• **Data records**:
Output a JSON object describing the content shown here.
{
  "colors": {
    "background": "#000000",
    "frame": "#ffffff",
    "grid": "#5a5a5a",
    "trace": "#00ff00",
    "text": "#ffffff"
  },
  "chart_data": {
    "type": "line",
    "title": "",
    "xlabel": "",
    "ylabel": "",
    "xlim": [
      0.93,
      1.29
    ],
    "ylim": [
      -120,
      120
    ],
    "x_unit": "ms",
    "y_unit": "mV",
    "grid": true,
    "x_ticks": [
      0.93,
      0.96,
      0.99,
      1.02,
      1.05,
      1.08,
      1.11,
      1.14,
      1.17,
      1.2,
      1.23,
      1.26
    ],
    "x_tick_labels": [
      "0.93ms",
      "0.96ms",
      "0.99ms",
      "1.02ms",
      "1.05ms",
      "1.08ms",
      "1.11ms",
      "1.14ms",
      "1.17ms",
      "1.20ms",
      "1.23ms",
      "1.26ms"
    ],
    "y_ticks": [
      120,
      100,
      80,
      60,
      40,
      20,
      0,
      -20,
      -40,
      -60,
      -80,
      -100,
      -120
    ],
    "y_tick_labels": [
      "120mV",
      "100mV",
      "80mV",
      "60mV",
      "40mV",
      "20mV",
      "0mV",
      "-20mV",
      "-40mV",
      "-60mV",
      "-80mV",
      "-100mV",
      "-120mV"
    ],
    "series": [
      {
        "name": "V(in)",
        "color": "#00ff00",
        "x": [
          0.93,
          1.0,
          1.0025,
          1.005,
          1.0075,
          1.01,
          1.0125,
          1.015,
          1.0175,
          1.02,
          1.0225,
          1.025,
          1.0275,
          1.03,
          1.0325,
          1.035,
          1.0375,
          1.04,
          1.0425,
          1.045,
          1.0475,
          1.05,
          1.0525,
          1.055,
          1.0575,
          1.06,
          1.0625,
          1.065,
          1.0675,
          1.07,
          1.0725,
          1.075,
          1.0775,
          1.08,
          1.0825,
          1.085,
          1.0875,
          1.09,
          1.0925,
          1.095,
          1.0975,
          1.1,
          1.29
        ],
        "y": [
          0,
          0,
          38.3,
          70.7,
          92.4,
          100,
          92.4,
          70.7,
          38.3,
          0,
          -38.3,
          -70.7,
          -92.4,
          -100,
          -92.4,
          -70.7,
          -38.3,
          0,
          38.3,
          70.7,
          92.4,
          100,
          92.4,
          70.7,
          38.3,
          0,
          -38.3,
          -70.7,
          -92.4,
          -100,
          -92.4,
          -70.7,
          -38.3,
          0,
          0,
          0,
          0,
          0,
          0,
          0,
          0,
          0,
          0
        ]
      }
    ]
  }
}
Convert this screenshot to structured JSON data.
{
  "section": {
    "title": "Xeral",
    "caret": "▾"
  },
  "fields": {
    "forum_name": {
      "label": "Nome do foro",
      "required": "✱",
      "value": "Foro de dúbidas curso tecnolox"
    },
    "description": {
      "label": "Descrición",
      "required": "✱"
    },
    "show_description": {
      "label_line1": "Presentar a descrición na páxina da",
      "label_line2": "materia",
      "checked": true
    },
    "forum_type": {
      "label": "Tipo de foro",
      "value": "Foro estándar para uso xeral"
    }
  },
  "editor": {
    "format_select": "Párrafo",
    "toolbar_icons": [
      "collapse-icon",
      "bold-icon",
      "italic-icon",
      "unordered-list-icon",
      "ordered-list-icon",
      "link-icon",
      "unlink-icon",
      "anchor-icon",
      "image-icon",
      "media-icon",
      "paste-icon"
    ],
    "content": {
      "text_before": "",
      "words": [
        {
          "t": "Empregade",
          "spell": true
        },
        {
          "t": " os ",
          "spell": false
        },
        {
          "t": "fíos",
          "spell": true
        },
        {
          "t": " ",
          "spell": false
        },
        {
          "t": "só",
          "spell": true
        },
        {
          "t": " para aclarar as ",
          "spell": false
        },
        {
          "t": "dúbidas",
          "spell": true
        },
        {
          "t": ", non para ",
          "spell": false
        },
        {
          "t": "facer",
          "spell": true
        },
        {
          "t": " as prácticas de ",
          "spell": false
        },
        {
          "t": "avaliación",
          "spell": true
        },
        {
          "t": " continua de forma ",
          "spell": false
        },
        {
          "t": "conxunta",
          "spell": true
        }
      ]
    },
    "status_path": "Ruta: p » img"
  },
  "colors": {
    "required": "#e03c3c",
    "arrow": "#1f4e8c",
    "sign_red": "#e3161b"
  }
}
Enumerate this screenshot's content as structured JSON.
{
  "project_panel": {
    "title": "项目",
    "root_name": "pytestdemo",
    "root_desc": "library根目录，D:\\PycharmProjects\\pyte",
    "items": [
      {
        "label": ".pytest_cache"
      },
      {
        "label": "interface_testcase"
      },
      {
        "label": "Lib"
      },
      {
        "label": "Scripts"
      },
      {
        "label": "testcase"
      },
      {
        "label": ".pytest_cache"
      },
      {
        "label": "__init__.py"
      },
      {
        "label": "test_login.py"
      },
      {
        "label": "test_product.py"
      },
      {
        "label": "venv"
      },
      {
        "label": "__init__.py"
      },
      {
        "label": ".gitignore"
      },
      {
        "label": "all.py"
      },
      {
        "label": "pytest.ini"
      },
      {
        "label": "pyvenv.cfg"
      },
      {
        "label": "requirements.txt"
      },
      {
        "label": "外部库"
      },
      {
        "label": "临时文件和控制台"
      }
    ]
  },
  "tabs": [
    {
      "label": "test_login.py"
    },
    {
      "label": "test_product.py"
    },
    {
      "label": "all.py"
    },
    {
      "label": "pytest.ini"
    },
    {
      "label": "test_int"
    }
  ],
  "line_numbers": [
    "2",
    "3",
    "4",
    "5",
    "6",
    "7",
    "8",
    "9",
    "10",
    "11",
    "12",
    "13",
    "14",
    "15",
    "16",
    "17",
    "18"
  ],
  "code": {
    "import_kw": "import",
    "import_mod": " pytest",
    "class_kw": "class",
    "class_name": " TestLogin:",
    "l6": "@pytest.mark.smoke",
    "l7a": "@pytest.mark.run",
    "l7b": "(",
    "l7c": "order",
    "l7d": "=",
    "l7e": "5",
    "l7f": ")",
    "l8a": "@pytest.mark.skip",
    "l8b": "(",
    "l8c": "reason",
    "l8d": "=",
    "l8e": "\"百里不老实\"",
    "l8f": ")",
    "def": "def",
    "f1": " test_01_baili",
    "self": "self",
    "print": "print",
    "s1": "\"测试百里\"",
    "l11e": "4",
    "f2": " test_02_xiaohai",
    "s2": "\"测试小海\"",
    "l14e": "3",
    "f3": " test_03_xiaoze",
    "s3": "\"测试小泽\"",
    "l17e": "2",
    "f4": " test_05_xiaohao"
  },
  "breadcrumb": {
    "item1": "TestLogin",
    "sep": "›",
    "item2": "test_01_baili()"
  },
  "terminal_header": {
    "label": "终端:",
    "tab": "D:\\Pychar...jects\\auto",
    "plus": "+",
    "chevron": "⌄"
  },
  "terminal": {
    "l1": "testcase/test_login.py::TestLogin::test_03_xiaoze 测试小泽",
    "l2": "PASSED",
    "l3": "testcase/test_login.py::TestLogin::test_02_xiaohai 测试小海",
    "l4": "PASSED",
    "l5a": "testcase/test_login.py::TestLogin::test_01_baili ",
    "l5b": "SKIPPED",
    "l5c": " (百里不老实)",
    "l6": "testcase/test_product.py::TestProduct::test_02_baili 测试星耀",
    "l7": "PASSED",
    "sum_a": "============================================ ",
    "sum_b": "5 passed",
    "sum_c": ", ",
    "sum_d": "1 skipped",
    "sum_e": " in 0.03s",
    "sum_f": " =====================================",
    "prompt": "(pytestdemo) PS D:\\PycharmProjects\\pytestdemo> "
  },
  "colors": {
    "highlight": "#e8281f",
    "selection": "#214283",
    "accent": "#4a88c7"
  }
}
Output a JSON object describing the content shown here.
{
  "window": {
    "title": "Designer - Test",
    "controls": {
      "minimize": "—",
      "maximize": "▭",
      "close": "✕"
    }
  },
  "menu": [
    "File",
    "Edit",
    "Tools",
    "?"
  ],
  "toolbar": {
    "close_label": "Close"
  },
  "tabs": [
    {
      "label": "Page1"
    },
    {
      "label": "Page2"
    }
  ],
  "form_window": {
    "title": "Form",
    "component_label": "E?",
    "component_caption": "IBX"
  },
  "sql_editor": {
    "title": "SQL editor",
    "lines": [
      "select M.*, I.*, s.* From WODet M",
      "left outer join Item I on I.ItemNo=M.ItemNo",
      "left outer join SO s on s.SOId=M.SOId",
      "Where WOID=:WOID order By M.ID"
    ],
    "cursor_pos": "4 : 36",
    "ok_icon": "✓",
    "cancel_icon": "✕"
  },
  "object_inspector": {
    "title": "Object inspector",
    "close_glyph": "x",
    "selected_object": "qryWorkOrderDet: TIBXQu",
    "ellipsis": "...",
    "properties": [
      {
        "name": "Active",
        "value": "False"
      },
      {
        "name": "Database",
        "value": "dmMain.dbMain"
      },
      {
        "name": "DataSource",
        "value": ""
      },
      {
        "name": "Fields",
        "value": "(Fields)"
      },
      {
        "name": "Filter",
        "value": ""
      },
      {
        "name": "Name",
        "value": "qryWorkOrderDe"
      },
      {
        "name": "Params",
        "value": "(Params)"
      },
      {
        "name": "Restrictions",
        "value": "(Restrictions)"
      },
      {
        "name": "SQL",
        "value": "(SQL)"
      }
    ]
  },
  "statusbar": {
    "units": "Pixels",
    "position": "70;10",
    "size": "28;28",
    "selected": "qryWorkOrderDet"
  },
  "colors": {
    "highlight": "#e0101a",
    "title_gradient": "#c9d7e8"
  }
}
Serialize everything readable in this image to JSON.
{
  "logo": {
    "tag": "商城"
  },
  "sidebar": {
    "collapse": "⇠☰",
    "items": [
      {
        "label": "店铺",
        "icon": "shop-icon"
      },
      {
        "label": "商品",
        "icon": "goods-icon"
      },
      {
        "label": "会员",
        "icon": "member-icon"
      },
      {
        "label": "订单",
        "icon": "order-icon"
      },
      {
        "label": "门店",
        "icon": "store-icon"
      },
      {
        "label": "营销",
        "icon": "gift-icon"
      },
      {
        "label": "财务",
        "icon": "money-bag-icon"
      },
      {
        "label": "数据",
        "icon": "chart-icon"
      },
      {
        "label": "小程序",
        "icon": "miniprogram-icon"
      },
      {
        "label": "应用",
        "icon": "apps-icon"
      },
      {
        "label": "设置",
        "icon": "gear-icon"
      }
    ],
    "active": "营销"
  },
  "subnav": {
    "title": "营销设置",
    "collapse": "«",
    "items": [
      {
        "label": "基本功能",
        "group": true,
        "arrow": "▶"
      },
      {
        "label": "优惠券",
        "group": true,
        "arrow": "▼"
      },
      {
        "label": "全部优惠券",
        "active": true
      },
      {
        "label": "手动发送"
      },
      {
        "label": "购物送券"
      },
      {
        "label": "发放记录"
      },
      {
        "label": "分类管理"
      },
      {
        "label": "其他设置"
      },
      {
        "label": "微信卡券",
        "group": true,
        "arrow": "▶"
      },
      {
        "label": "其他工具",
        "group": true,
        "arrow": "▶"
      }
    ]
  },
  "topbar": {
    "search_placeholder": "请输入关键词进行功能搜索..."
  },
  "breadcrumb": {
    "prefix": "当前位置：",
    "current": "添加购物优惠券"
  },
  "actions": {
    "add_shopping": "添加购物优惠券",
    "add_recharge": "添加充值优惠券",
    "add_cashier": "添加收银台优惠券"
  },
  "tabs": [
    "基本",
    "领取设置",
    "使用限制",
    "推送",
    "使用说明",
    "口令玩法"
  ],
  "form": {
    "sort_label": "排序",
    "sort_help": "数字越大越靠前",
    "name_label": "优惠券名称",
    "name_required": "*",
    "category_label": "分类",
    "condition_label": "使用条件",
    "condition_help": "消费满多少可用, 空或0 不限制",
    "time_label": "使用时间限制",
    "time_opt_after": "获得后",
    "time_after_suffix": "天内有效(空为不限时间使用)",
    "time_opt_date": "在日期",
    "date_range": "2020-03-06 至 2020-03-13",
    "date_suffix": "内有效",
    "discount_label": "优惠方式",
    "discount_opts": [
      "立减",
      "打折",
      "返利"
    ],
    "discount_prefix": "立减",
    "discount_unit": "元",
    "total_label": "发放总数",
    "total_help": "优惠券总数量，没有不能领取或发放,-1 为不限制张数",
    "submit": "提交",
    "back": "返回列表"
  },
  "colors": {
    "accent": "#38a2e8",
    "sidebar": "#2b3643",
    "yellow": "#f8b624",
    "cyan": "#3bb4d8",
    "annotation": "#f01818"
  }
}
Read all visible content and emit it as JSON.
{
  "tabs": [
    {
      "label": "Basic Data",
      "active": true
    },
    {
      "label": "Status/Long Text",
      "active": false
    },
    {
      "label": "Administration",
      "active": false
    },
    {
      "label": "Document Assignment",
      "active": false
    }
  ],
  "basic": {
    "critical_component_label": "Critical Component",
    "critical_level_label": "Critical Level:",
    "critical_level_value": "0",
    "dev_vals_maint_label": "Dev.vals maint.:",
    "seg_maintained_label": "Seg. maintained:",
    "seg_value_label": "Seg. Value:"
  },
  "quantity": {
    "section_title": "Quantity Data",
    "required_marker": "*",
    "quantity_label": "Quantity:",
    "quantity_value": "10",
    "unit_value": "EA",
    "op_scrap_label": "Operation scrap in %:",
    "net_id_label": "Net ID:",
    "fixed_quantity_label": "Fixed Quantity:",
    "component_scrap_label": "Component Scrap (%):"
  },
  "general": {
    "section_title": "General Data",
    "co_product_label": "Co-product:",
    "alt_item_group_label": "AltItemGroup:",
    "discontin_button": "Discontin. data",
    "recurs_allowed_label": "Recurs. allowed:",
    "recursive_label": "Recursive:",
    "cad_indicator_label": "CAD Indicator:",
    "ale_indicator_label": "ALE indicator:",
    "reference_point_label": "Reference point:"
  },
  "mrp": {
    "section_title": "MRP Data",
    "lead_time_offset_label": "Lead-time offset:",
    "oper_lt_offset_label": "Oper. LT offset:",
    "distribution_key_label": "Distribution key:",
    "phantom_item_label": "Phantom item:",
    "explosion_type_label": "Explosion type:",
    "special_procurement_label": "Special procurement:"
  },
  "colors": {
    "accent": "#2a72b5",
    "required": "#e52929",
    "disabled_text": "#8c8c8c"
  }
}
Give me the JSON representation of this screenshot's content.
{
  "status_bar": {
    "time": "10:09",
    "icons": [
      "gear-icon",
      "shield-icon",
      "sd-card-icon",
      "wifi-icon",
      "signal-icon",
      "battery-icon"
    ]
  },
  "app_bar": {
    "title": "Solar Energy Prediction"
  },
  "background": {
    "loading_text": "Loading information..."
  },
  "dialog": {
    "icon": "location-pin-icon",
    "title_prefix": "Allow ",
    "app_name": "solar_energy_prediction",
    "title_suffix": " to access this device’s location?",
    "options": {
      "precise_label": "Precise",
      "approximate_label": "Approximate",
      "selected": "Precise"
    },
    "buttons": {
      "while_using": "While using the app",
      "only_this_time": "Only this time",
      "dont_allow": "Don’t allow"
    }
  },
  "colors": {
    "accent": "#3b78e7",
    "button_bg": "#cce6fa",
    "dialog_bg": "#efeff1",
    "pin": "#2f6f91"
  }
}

• **What is asked**: Select and copy every line from the records that includes the word "Precise".

• **Result for this exercise**:
      "precise_label": "Precise",
      "selected": "Precise"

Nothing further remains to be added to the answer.